*Instructions for the task*: The records that follow are to be repeated without alteration.

*The input*:
───

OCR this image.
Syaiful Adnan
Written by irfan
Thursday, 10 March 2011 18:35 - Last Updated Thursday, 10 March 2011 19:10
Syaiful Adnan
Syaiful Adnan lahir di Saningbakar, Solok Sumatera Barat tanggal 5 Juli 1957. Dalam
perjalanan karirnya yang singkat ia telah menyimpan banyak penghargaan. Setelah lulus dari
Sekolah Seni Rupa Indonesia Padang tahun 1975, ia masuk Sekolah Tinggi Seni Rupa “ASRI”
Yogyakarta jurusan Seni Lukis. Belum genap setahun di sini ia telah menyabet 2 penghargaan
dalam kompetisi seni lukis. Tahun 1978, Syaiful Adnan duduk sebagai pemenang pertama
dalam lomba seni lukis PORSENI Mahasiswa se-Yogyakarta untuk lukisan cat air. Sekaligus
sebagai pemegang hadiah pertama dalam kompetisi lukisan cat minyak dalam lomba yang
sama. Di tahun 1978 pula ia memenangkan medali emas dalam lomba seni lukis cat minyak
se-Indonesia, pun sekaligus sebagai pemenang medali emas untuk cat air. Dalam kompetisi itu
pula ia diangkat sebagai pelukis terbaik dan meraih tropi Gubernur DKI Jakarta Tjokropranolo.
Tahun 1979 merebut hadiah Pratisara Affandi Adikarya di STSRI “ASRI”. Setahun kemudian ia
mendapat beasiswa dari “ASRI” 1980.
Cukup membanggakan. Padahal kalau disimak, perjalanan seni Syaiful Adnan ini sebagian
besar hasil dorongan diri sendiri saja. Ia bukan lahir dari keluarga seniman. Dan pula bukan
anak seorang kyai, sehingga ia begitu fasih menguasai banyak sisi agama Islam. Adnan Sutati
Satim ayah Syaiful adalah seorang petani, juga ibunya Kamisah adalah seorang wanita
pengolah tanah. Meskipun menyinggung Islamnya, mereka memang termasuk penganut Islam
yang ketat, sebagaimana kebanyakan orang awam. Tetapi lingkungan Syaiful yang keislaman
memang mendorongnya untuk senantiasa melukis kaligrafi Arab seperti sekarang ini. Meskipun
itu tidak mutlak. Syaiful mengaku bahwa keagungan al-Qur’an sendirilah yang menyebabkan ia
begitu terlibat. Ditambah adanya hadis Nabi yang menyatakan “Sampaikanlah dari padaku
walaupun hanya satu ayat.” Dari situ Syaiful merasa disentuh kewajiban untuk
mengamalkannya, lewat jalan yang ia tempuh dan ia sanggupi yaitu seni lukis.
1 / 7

───

*Correct answer*:
OCR this image.
Syaiful Adnan
Written by irfan
Thursday, 10 March 2011 18:35 - Last Updated Thursday, 10 March 2011 19:10
Syaiful Adnan
Syaiful Adnan lahir di Saningbakar, Solok Sumatera Barat tanggal 5 Juli 1957. Dalam
perjalanan karirnya yang singkat ia telah menyimpan banyak penghargaan. Setelah lulus dari
Sekolah Seni Rupa Indonesia Padang tahun 1975, ia masuk Sekolah Tinggi Seni Rupa “ASRI”
Yogyakarta jurusan Seni Lukis. Belum genap setahun di sini ia telah menyabet 2 penghargaan
dalam kompetisi seni lukis. Tahun 1978, Syaiful Adnan duduk sebagai pemenang pertama
dalam lomba seni lukis PORSENI Mahasiswa se-Yogyakarta untuk lukisan cat air. Sekaligus
sebagai pemegang hadiah pertama dalam kompetisi lukisan cat minyak dalam lomba yang
sama. Di tahun 1978 pula ia memenangkan medali emas dalam lomba seni lukis cat minyak
se-Indonesia, pun sekaligus sebagai pemenang medali emas untuk cat air. Dalam kompetisi itu
pula ia diangkat sebagai pelukis terbaik dan meraih tropi Gubernur DKI Jakarta Tjokropranolo.
Tahun 1979 merebut hadiah Pratisara Affandi Adikarya di STSRI “ASRI”. Setahun kemudian ia
mendapat beasiswa dari “ASRI” 1980.
Cukup membanggakan. Padahal kalau disimak, perjalanan seni Syaiful Adnan ini sebagian
besar hasil dorongan diri sendiri saja. Ia bukan lahir dari keluarga seniman. Dan pula bukan
anak seorang kyai, sehingga ia begitu fasih menguasai banyak sisi agama Islam. Adnan Sutati
Satim ayah Syaiful adalah seorang petani, juga ibunya Kamisah adalah seorang wanita
pengolah tanah. Meskipun menyinggung Islamnya, mereka memang termasuk penganut Islam
yang ketat, sebagaimana kebanyakan orang awam. Tetapi lingkungan Syaiful yang keislaman
memang mendorongnya untuk senantiasa melukis kaligrafi Arab seperti sekarang ini. Meskipun
itu tidak mutlak. Syaiful mengaku bahwa keagungan al-Qur’an sendirilah yang menyebabkan ia
begitu terlibat. Ditambah adanya hadis Nabi yang menyatakan “Sampaikanlah dari padaku
walaupun hanya satu ayat.” Dari situ Syaiful merasa disentuh kewajiban untuk
mengamalkannya, lewat jalan yang ia tempuh dan ia sanggupi yaitu seni lukis.
1 / 7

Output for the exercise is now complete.